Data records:
━━━━━━━━━━━━━━━━━━━━━━━━━━━━━━
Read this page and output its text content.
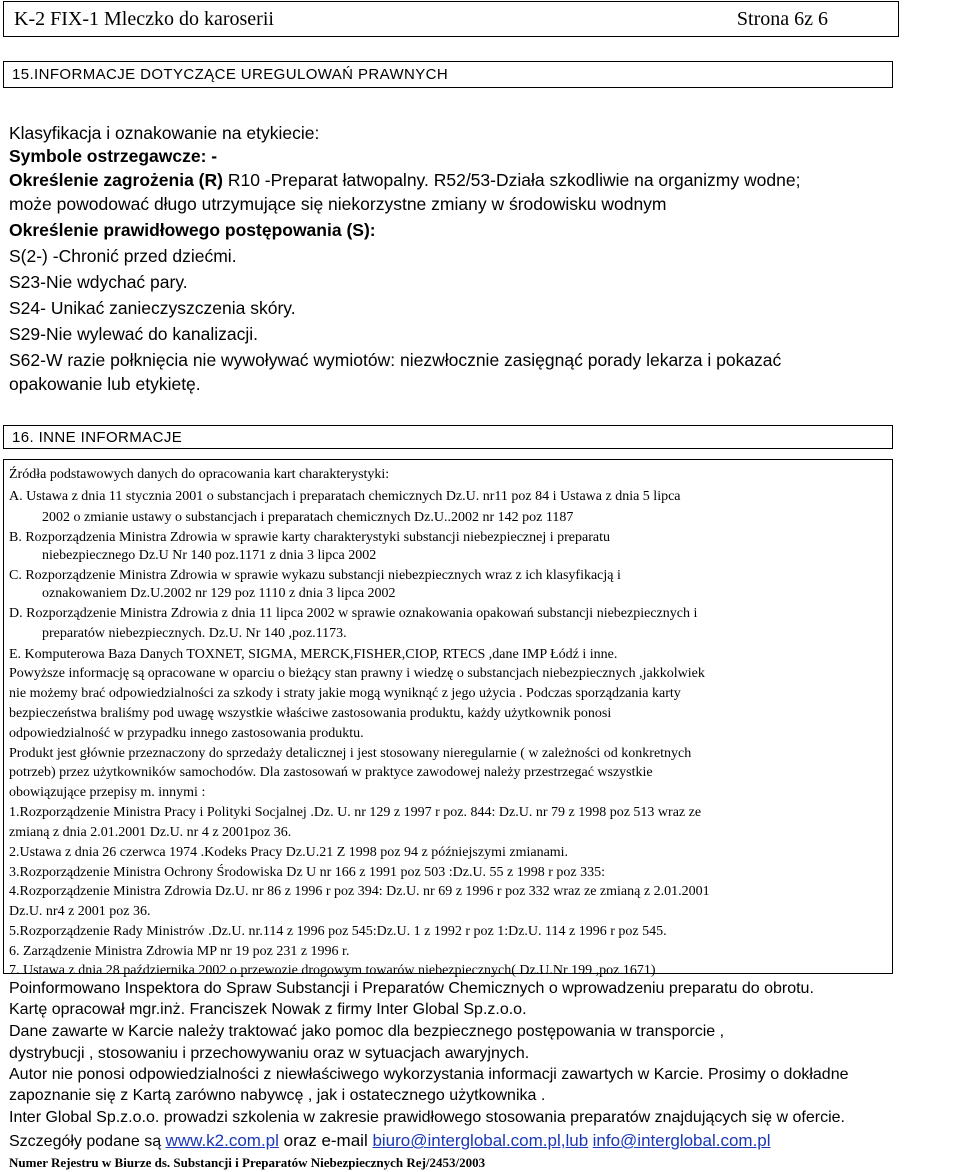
K-2 FIX-1 Mleczko do karoserii	Strona 6z 6
15.INFORMACJE DOTYCZĄCE UREGULOWAŃ PRAWNYCH
Klasyfikacja i oznakowanie na etykiecie:
Symbole ostrzegawcze: -
Określenie zagrożenia (R) R10 -Preparat łatwopalny. R52/53-Działa szkodliwie na organizmy wodne;
może powodować długo utrzymujące się niekorzystne zmiany w środowisku wodnym
Określenie prawidłowego postępowania (S):
S(2-) -Chronić przed dziećmi.
S23-Nie wdychać pary.
S24- Unikać zanieczyszczenia skóry.
S29-Nie wylewać do kanalizacji.
S62-W razie połknięcia nie wywoływać wymiotów: niezwłocznie zasięgnąć porady lekarza i pokazać
opakowanie lub etykietę.
16. INNE INFORMACJE
Źródła podstawowych danych do opracowania kart charakterystyki:
A. Ustawa z dnia 11 stycznia 2001 o substancjach i preparatach chemicznych Dz.U. nr11 poz 84 i Ustawa z dnia 5 lipca
2002 o zmianie ustawy o substancjach i preparatach chemicznych Dz.U..2002 nr 142 poz 1187
B. Rozporządzenia Ministra Zdrowia w sprawie karty charakterystyki substancji niebezpiecznej i preparatu
niebezpiecznego Dz.U Nr 140 poz.1171 z dnia 3 lipca 2002
C. Rozporządzenie Ministra Zdrowia w sprawie wykazu substancji niebezpiecznych wraz z ich klasyfikacją i
oznakowaniem Dz.U.2002 nr 129 poz 1110 z dnia 3 lipca 2002
D. Rozporządzenie Ministra Zdrowia z dnia 11 lipca 2002 w sprawie oznakowania opakowań substancji niebezpiecznych i
preparatów niebezpiecznych. Dz.U. Nr 140 ,poz.1173.
E. Komputerowa Baza Danych TOXNET, SIGMA, MERCK,FISHER,CIOP, RTECS ,dane IMP Łódź i inne.
Powyższe informację są opracowane w oparciu o bieżący stan prawny i wiedzę o substancjach niebezpiecznych ,jakkolwiek
nie możemy brać odpowiedzialności za szkody i straty jakie mogą wyniknąć z jego użycia . Podczas sporządzania karty
bezpieczeństwa braliśmy pod uwagę wszystkie właściwe zastosowania produktu, każdy użytkownik ponosi
odpowiedzialność w przypadku innego zastosowania produktu.
Produkt jest głównie przeznaczony do sprzedaży detalicznej i jest stosowany nieregularnie ( w zależności od konkretnych
potrzeb) przez użytkowników samochodów. Dla zastosowań w praktyce zawodowej należy przestrzegać wszystkie
obowiązujące przepisy m. innymi :
1.Rozporządzenie Ministra Pracy i Polityki Socjalnej .Dz. U. nr 129 z 1997 r poz. 844: Dz.U. nr 79 z 1998 poz 513 wraz ze
zmianą z dnia 2.01.2001 Dz.U. nr 4 z 2001poz 36.
2.Ustawa z dnia 26 czerwca 1974 .Kodeks Pracy Dz.U.21 Z 1998 poz 94 z późniejszymi zmianami.
3.Rozporządzenie Ministra Ochrony Środowiska Dz U nr 166 z 1991 poz 503 :Dz.U. 55 z 1998 r poz 335:
4.Rozporządzenie Ministra Zdrowia Dz.U. nr 86 z 1996 r poz 394: Dz.U. nr 69 z 1996 r poz 332 wraz ze zmianą z 2.01.2001
Dz.U. nr4 z 2001 poz 36.
5.Rozporządzenie Rady Ministrów .Dz.U. nr.114 z 1996 poz 545:Dz.U. 1 z 1992 r poz 1:Dz.U. 114 z 1996 r poz 545.
6. Zarządzenie Ministra Zdrowia MP nr 19 poz 231 z 1996 r.
7. Ustawa z dnia 28 października 2002 o przewozie drogowym towarów niebezpiecznych( Dz.U.Nr 199 ,poz 1671)
Poinformowano Inspektora do Spraw Substancji i Preparatów Chemicznych o wprowadzeniu preparatu do obrotu.
Kartę opracował mgr.inż. Franciszek Nowak z firmy Inter Global Sp.z.o.o.
Dane zawarte w Karcie należy traktować jako pomoc dla bezpiecznego postępowania w transporcie ,
dystrybucji , stosowaniu i przechowywaniu oraz w sytuacjach awaryjnych.
Autor nie ponosi odpowiedzialności z niewłaściwego wykorzystania informacji zawartych w Karcie. Prosimy o dokładne
zapoznanie się z Kartą zarówno nabywcę , jak i ostatecznego użytkownika .
Inter Global Sp.z.o.o. prowadzi szkolenia w zakresie prawidłowego stosowania preparatów znajdujących się w ofercie.
Szczegóły podane są www.k2.com.pl oraz e-mail biuro@interglobal.com.pl,lub info@interglobal.com.pl
Numer Rejestru w Biurze ds. Substancji i Preparatów Niebezpiecznych Rej/2453/2003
━━━━━━━━━━━━━━━━━━━━━━━━━━━━━━
== Set task ==
All records should be output exactly, with the pictures left out.

== Completed exercise ==
Read this page and output its text content.
K-2 FIX-1 Mleczko do karoserii	Strona 6z 6
15.INFORMACJE DOTYCZĄCE UREGULOWAŃ PRAWNYCH
Klasyfikacja i oznakowanie na etykiecie:
Symbole ostrzegawcze: -
Określenie zagrożenia (R) R10 -Preparat łatwopalny. R52/53-Działa szkodliwie na organizmy wodne;
może powodować długo utrzymujące się niekorzystne zmiany w środowisku wodnym
Określenie prawidłowego postępowania (S):
S(2-) -Chronić przed dziećmi.
S23-Nie wdychać pary.
S24- Unikać zanieczyszczenia skóry.
S29-Nie wylewać do kanalizacji.
S62-W razie połknięcia nie wywoływać wymiotów: niezwłocznie zasięgnąć porady lekarza i pokazać
opakowanie lub etykietę.
16. INNE INFORMACJE
Źródła podstawowych danych do opracowania kart charakterystyki:
A. Ustawa z dnia 11 stycznia 2001 o substancjach i preparatach chemicznych Dz.U. nr11 poz 84 i Ustawa z dnia 5 lipca
2002 o zmianie ustawy o substancjach i preparatach chemicznych Dz.U..2002 nr 142 poz 1187
B. Rozporządzenia Ministra Zdrowia w sprawie karty charakterystyki substancji niebezpiecznej i preparatu
niebezpiecznego Dz.U Nr 140 poz.1171 z dnia 3 lipca 2002
C. Rozporządzenie Ministra Zdrowia w sprawie wykazu substancji niebezpiecznych wraz z ich klasyfikacją i
oznakowaniem Dz.U.2002 nr 129 poz 1110 z dnia 3 lipca 2002
D. Rozporządzenie Ministra Zdrowia z dnia 11 lipca 2002 w sprawie oznakowania opakowań substancji niebezpiecznych i
preparatów niebezpiecznych. Dz.U. Nr 140 ,poz.1173.
E. Komputerowa Baza Danych TOXNET, SIGMA, MERCK,FISHER,CIOP, RTECS ,dane IMP Łódź i inne.
Powyższe informację są opracowane w oparciu o bieżący stan prawny i wiedzę o substancjach niebezpiecznych ,jakkolwiek
nie możemy brać odpowiedzialności za szkody i straty jakie mogą wyniknąć z jego użycia . Podczas sporządzania karty
bezpieczeństwa braliśmy pod uwagę wszystkie właściwe zastosowania produktu, każdy użytkownik ponosi
odpowiedzialność w przypadku innego zastosowania produktu.
Produkt jest głównie przeznaczony do sprzedaży detalicznej i jest stosowany nieregularnie ( w zależności od konkretnych
potrzeb) przez użytkowników samochodów. Dla zastosowań w praktyce zawodowej należy przestrzegać wszystkie
obowiązujące przepisy m. innymi :
1.Rozporządzenie Ministra Pracy i Polityki Socjalnej .Dz. U. nr 129 z 1997 r poz. 844: Dz.U. nr 79 z 1998 poz 513 wraz ze
zmianą z dnia 2.01.2001 Dz.U. nr 4 z 2001poz 36.
2.Ustawa z dnia 26 czerwca 1974 .Kodeks Pracy Dz.U.21 Z 1998 poz 94 z późniejszymi zmianami.
3.Rozporządzenie Ministra Ochrony Środowiska Dz U nr 166 z 1991 poz 503 :Dz.U. 55 z 1998 r poz 335:
4.Rozporządzenie Ministra Zdrowia Dz.U. nr 86 z 1996 r poz 394: Dz.U. nr 69 z 1996 r poz 332 wraz ze zmianą z 2.01.2001
Dz.U. nr4 z 2001 poz 36.
5.Rozporządzenie Rady Ministrów .Dz.U. nr.114 z 1996 poz 545:Dz.U. 1 z 1992 r poz 1:Dz.U. 114 z 1996 r poz 545.
6. Zarządzenie Ministra Zdrowia MP nr 19 poz 231 z 1996 r.
7. Ustawa z dnia 28 października 2002 o przewozie drogowym towarów niebezpiecznych( Dz.U.Nr 199 ,poz 1671)
Poinformowano Inspektora do Spraw Substancji i Preparatów Chemicznych o wprowadzeniu preparatu do obrotu.
Kartę opracował mgr.inż. Franciszek Nowak z firmy Inter Global Sp.z.o.o.
Dane zawarte w Karcie należy traktować jako pomoc dla bezpiecznego postępowania w transporcie ,
dystrybucji , stosowaniu i przechowywaniu oraz w sytuacjach awaryjnych.
Autor nie ponosi odpowiedzialności z niewłaściwego wykorzystania informacji zawartych w Karcie. Prosimy o dokładne
zapoznanie się z Kartą zarówno nabywcę , jak i ostatecznego użytkownika .
Inter Global Sp.z.o.o. prowadzi szkolenia w zakresie prawidłowego stosowania preparatów znajdujących się w ofercie.
Szczegóły podane są www.k2.com.pl oraz e-mail biuro@interglobal.com.pl,lub info@interglobal.com.pl
Numer Rejestru w Biurze ds. Substancji i Preparatów Niebezpiecznych Rej/2453/2003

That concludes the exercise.